◆ Required task:
Copy each line of the records that holds the string "reçu".

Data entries
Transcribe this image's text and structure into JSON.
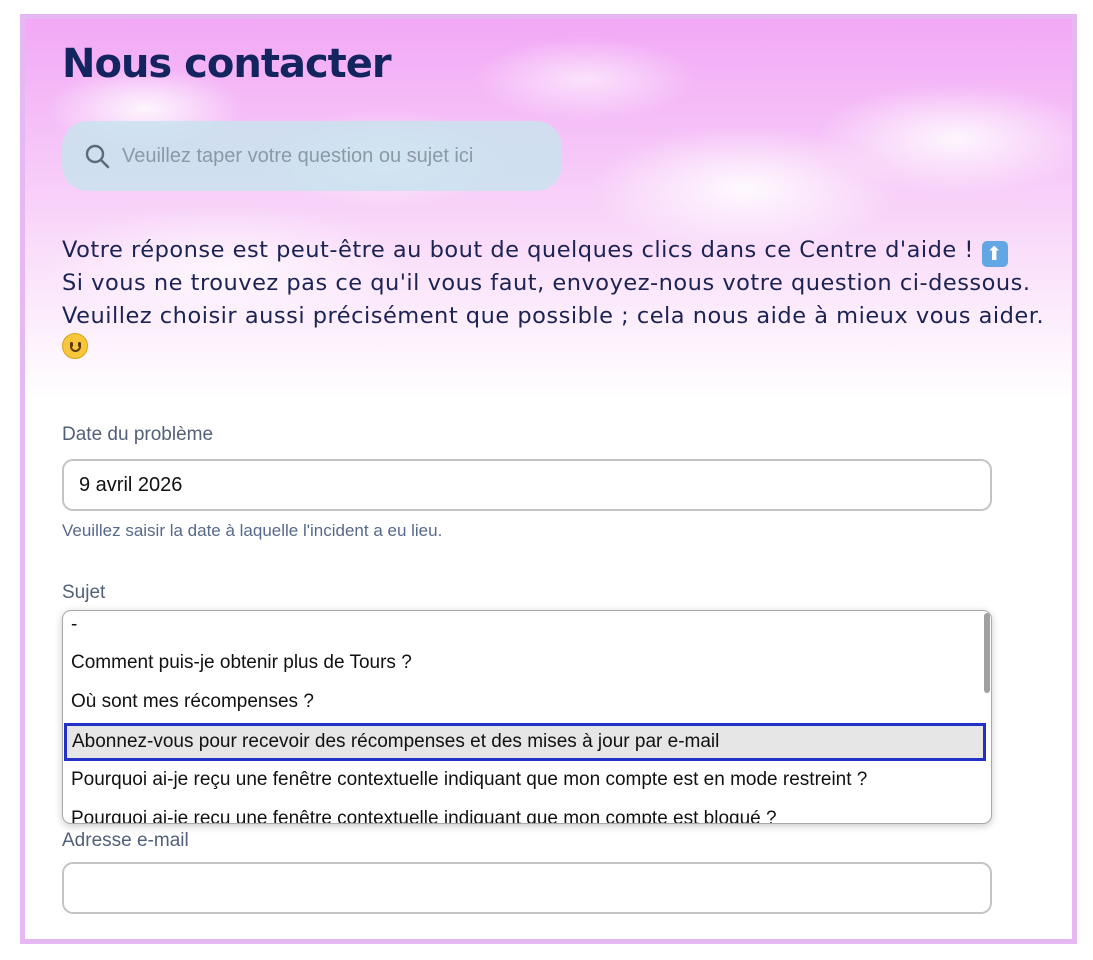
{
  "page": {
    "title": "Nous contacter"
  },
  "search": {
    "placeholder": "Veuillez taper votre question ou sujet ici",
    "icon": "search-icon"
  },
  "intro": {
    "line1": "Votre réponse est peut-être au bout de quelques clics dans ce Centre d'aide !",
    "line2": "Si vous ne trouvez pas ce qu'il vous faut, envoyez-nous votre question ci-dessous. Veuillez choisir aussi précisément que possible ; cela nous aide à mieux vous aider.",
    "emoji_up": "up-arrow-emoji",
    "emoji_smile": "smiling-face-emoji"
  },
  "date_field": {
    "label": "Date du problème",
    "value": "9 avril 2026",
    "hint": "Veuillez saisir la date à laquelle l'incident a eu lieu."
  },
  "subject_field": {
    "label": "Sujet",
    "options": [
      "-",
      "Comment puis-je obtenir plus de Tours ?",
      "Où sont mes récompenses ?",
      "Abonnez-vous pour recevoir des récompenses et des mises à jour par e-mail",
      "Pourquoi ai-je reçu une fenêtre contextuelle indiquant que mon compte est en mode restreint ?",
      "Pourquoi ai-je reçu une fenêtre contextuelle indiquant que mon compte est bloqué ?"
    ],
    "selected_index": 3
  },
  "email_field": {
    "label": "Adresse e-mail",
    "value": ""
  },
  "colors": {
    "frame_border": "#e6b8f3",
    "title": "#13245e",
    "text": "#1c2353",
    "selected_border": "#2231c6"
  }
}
--
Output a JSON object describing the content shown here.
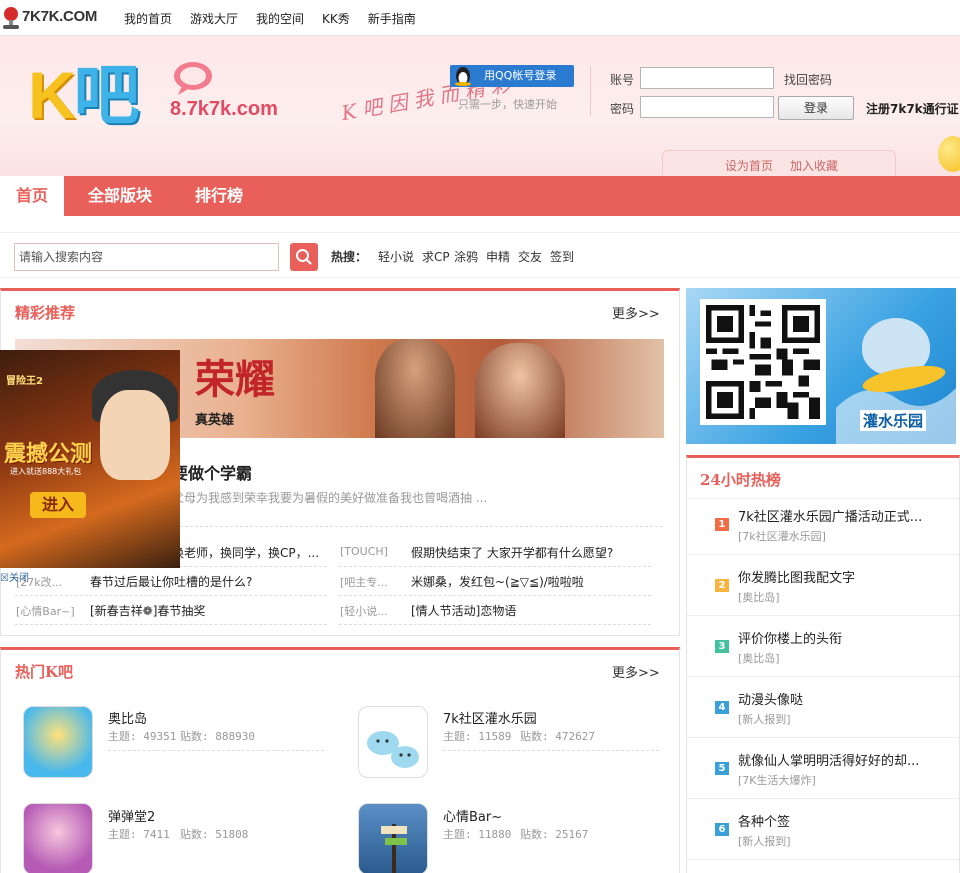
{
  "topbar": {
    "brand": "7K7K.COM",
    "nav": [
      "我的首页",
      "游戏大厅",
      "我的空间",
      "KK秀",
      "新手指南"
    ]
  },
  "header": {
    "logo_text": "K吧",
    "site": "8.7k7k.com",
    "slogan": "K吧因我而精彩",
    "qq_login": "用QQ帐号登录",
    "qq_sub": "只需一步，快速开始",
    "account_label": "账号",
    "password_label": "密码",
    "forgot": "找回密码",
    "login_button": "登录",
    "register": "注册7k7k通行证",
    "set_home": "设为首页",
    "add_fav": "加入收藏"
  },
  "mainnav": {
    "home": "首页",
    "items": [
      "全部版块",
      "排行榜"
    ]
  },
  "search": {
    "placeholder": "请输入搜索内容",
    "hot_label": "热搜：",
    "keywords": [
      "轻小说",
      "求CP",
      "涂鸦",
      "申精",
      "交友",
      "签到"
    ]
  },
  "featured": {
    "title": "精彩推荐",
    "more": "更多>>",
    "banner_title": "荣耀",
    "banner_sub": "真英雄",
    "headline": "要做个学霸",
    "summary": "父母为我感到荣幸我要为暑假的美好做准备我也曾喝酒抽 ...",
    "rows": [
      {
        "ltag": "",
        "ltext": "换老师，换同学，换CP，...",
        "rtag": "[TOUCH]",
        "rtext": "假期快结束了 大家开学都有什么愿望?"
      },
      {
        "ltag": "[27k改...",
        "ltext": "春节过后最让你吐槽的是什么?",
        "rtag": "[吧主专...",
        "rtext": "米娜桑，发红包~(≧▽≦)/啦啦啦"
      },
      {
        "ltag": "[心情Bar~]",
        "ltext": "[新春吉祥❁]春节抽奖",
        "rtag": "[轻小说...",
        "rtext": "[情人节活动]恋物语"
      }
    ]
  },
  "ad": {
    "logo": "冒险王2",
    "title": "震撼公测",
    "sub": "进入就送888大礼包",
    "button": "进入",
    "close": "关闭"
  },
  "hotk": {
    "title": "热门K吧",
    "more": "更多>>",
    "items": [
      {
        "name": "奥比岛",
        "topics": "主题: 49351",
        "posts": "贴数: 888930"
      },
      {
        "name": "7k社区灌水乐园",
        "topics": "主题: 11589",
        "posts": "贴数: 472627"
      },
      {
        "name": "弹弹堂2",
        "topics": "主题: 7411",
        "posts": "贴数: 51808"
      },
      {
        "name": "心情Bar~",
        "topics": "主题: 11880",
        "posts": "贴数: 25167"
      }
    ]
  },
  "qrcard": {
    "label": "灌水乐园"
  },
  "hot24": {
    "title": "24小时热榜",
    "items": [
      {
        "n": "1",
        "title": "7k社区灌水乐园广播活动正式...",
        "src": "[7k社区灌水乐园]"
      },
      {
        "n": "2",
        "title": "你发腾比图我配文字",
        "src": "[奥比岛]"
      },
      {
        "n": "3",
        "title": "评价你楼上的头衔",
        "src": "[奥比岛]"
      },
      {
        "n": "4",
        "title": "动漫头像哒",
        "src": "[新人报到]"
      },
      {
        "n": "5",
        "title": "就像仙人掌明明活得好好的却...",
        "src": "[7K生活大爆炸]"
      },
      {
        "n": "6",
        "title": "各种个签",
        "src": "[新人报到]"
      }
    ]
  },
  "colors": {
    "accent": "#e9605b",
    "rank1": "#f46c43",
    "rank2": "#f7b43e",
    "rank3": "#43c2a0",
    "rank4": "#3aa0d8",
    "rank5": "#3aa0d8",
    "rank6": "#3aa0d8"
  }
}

◆ Task answer:
      "Pourquoi ai-je reçu une fenêtre contextuelle indiquant que mon compte est en mode restreint ?",
      "Pourquoi ai-je reçu une fenêtre contextuelle indiquant que mon compte est bloqué ?"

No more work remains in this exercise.